[START Dataset records]

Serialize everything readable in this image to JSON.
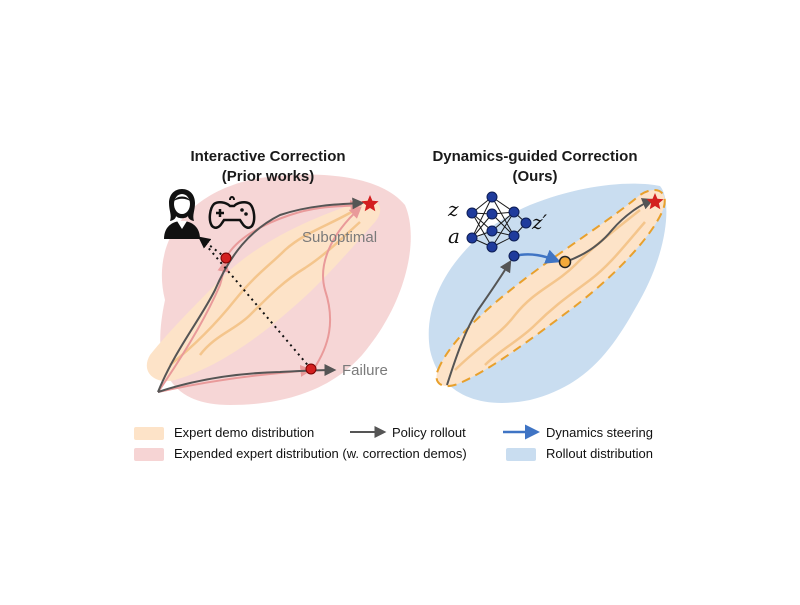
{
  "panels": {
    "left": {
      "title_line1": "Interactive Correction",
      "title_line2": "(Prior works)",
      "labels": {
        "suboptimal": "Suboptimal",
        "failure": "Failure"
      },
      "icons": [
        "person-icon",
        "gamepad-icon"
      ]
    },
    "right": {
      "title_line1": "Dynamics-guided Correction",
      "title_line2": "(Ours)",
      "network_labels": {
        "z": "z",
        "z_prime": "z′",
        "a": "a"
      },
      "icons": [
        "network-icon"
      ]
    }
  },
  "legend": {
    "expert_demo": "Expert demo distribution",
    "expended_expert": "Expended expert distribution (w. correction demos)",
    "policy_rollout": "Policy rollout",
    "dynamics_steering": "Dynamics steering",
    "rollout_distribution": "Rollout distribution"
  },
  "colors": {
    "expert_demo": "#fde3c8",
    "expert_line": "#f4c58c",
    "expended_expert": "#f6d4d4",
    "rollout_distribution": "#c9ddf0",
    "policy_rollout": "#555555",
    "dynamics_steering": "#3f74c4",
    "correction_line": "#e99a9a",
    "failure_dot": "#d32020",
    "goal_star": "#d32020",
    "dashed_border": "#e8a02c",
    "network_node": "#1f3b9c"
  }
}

[END Dataset records]

Work to be completed: Write out each line of the data exactly; the images should be left out.

Exercise response:
Serialize everything readable in this image to JSON.
{
  "panels": {
    "left": {
      "title_line1": "Interactive Correction",
      "title_line2": "(Prior works)",
      "labels": {
        "suboptimal": "Suboptimal",
        "failure": "Failure"
      },
      "icons": [
        "person-icon",
        "gamepad-icon"
      ]
    },
    "right": {
      "title_line1": "Dynamics-guided Correction",
      "title_line2": "(Ours)",
      "network_labels": {
        "z": "z",
        "z_prime": "z′",
        "a": "a"
      },
      "icons": [
        "network-icon"
      ]
    }
  },
  "legend": {
    "expert_demo": "Expert demo distribution",
    "expended_expert": "Expended expert distribution (w. correction demos)",
    "policy_rollout": "Policy rollout",
    "dynamics_steering": "Dynamics steering",
    "rollout_distribution": "Rollout distribution"
  },
  "colors": {
    "expert_demo": "#fde3c8",
    "expert_line": "#f4c58c",
    "expended_expert": "#f6d4d4",
    "rollout_distribution": "#c9ddf0",
    "policy_rollout": "#555555",
    "dynamics_steering": "#3f74c4",
    "correction_line": "#e99a9a",
    "failure_dot": "#d32020",
    "goal_star": "#d32020",
    "dashed_border": "#e8a02c",
    "network_node": "#1f3b9c"
  }
}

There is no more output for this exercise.